- **Consignes de l'exercice**
Mettez à jour les lignes en commençant par celle qui contient "Bar <box>190 159 216 386</box>" et en terminant par celle qui contient "Title: Size of". Recopiez uniquement ces lignes en remplaçant "detached houses" par "semi-detached houses", sans rien modifier d'autre.

- **Lignes à traiter**
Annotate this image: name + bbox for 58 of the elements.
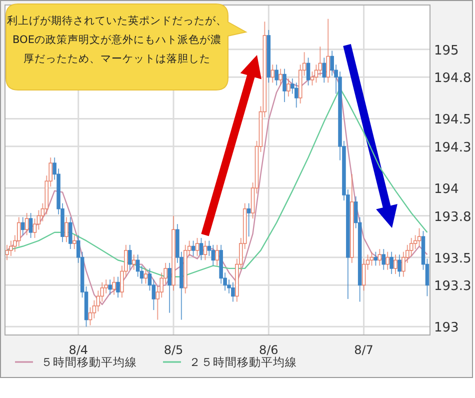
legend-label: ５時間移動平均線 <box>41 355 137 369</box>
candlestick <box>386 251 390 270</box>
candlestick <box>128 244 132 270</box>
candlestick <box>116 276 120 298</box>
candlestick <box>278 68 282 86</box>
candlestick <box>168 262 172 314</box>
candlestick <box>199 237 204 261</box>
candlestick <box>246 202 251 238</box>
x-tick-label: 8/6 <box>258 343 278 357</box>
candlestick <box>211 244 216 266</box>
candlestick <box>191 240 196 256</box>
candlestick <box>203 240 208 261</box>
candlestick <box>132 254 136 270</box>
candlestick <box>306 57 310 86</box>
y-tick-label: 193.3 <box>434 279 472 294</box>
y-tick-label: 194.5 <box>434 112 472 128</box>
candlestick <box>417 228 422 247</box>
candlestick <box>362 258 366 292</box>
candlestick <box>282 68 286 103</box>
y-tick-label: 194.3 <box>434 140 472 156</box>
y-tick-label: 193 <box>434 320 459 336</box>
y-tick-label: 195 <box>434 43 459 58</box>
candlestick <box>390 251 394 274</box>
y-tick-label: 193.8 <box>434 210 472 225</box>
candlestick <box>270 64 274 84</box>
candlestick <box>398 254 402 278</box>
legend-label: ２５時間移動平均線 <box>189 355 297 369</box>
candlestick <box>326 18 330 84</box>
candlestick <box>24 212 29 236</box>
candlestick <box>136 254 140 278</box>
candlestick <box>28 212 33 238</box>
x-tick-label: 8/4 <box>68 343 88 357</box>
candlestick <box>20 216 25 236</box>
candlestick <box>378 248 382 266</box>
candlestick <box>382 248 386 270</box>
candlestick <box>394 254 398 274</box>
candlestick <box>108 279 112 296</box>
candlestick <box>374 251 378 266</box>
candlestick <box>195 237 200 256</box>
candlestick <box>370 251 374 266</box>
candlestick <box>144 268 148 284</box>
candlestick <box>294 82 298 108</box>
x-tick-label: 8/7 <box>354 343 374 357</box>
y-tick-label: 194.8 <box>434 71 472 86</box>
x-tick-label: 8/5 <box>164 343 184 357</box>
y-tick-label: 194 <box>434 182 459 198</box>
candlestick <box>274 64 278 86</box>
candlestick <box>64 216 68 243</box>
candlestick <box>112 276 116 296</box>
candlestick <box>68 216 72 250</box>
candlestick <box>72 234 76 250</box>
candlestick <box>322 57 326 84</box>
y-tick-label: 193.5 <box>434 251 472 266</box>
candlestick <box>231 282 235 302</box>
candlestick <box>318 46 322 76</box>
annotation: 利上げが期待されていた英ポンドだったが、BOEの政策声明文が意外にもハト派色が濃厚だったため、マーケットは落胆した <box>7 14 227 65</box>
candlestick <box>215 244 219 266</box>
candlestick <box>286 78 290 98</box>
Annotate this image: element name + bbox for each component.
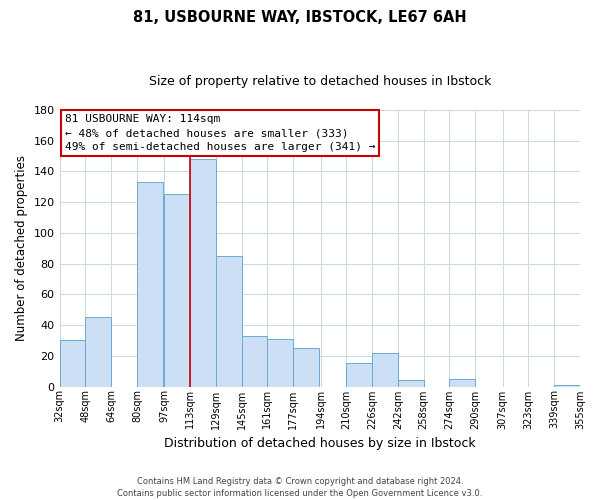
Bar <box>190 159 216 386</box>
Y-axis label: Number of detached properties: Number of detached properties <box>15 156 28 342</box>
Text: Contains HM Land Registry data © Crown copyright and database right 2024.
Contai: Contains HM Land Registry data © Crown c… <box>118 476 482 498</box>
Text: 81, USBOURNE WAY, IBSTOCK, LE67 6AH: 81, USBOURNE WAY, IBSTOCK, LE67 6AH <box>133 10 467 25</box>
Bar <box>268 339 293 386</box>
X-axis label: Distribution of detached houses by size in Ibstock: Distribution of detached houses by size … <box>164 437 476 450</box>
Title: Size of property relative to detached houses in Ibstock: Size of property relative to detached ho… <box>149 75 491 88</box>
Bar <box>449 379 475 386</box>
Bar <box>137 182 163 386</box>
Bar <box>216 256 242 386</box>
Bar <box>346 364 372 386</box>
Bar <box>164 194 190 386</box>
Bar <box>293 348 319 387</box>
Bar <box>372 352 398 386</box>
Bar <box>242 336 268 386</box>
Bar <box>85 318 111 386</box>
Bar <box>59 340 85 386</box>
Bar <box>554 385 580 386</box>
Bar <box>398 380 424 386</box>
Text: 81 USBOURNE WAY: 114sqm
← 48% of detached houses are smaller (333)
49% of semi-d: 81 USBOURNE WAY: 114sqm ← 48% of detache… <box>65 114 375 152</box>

...

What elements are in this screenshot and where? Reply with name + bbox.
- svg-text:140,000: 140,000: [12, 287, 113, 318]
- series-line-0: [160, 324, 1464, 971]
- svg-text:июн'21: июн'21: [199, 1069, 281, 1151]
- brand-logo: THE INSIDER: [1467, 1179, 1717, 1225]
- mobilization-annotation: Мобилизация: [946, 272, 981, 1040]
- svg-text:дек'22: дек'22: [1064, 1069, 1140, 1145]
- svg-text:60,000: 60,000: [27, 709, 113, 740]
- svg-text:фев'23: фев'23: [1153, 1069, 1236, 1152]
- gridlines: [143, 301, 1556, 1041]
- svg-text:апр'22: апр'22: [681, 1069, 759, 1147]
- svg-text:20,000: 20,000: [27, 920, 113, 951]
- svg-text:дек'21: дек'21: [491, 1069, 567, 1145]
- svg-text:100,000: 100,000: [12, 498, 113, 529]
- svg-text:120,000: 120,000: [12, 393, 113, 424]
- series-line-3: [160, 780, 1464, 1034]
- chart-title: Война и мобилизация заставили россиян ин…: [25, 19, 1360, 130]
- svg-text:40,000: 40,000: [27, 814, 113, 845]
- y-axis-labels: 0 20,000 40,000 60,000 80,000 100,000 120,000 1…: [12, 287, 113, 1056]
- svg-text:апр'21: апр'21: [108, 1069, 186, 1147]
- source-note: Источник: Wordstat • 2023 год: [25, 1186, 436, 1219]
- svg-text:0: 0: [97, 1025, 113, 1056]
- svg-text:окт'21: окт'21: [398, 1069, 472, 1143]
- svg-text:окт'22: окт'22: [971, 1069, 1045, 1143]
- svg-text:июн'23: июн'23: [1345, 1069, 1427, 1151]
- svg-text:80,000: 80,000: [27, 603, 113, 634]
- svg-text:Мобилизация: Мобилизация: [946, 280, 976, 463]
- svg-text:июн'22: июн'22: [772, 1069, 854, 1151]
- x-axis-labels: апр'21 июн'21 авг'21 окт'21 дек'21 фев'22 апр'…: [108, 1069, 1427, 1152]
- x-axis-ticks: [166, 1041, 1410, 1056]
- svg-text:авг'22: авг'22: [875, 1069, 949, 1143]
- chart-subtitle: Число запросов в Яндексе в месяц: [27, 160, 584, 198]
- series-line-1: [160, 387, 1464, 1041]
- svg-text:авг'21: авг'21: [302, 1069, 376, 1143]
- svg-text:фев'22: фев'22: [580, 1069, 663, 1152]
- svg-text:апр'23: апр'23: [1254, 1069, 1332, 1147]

- **Corrigé de l'exercice**
Bar <box>190 159 216 386</box>
Y-axis label: Number of detached properties: Number of detached properties <box>15 156 28 342</box>
Text: Contains HM Land Registry data © Crown copyright and database right 2024.
Contai: Contains HM Land Registry data © Crown c… <box>118 476 482 498</box>
Text: 81, USBOURNE WAY, IBSTOCK, LE67 6AH: 81, USBOURNE WAY, IBSTOCK, LE67 6AH <box>133 10 467 25</box>
Bar <box>268 339 293 386</box>
X-axis label: Distribution of semi-detached houses by size in Ibstock: Distribution of semi-detached houses by size … <box>164 437 476 450</box>
Title: Size of property relative to semi-detached houses in Ibstock: Size of property relative to detached ho… <box>149 75 491 88</box>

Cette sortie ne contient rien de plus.